## Records from a data collection

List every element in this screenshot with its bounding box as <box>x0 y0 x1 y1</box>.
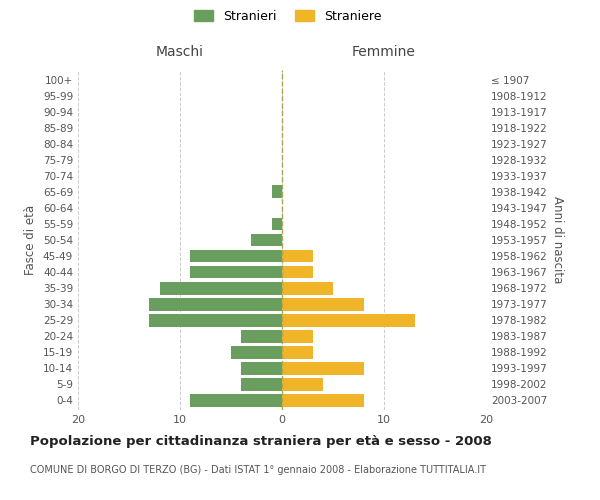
Bar <box>282 282 333 294</box>
Y-axis label: Anni di nascita: Anni di nascita <box>551 196 564 284</box>
Bar <box>231 346 282 358</box>
Bar <box>241 378 282 391</box>
Bar <box>282 394 364 407</box>
Text: COMUNE DI BORGO DI TERZO (BG) - Dati ISTAT 1° gennaio 2008 - Elaborazione TUTTIT: COMUNE DI BORGO DI TERZO (BG) - Dati IST… <box>30 465 486 475</box>
Bar <box>190 394 282 407</box>
Bar <box>282 346 313 358</box>
Bar <box>282 250 313 262</box>
Text: Maschi: Maschi <box>156 45 204 59</box>
Bar <box>272 218 282 230</box>
Bar <box>282 330 313 342</box>
Bar <box>282 362 364 374</box>
Y-axis label: Fasce di età: Fasce di età <box>25 205 37 275</box>
Bar <box>190 266 282 278</box>
Bar <box>160 282 282 294</box>
Legend: Stranieri, Straniere: Stranieri, Straniere <box>191 6 385 26</box>
Bar <box>282 266 313 278</box>
Bar <box>272 186 282 198</box>
Bar <box>282 314 415 326</box>
Bar <box>190 250 282 262</box>
Text: Popolazione per cittadinanza straniera per età e sesso - 2008: Popolazione per cittadinanza straniera p… <box>30 435 492 448</box>
Bar <box>149 298 282 310</box>
Bar <box>282 298 364 310</box>
Bar <box>241 330 282 342</box>
Bar <box>241 362 282 374</box>
Bar <box>282 378 323 391</box>
Text: Femmine: Femmine <box>352 45 416 59</box>
Bar <box>149 314 282 326</box>
Bar <box>251 234 282 246</box>
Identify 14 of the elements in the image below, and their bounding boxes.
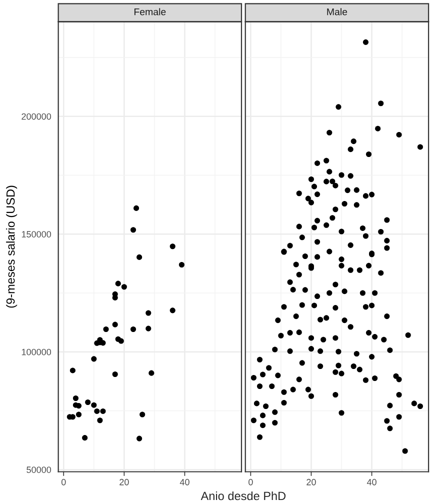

## Task statement
Format the part of the records that opens with the line containing "Bar <box>282 282 333 294</box>" and closes with the line containing "Bar <box>282 314 415 326</box>", both included, as a JSON list of strings with one string per line and blank lines left out.

## Response to this task
[
  "Bar <box>282 282 333 294</box>",
  "Y-axis label: Anni di nascita: Anni di nascita <box>551 196 564 284</box>",
  "Bar <box>231 346 282 358</box>",
  "Bar <box>241 378 282 391</box>",
  "Bar <box>282 394 364 407</box>",
  "Text: COMUNE DI BORGO DI TERZO (BG) - Dati ISTAT 1° gennaio 2008 - Elaborazione TUTTIT: COMUNE DI BORGO DI TERZO (BG) - Dati IST… <box>30 465 486 475</box>",
  "Bar <box>190 394 282 407</box>",
  "Bar <box>282 346 313 358</box>",
  "Bar <box>282 250 313 262</box>",
  "Text: Maschi: Maschi <box>156 45 204 59</box>",
  "Bar <box>272 218 282 230</box>",
  "Bar <box>282 330 313 342</box>",
  "Bar <box>282 362 364 374</box>",
  "Y-axis label: Fasce di età: Fasce di età <box>25 205 37 275</box>",
  "Bar <box>190 266 282 278</box>",
  "Bar <box>160 282 282 294</box>",
  "Legend: Stranieri, Straniere: Stranieri, Straniere <box>191 6 385 26</box>",
  "Bar <box>282 266 313 278</box>",
  "Bar <box>272 186 282 198</box>",
  "Bar <box>282 314 415 326</box>"
]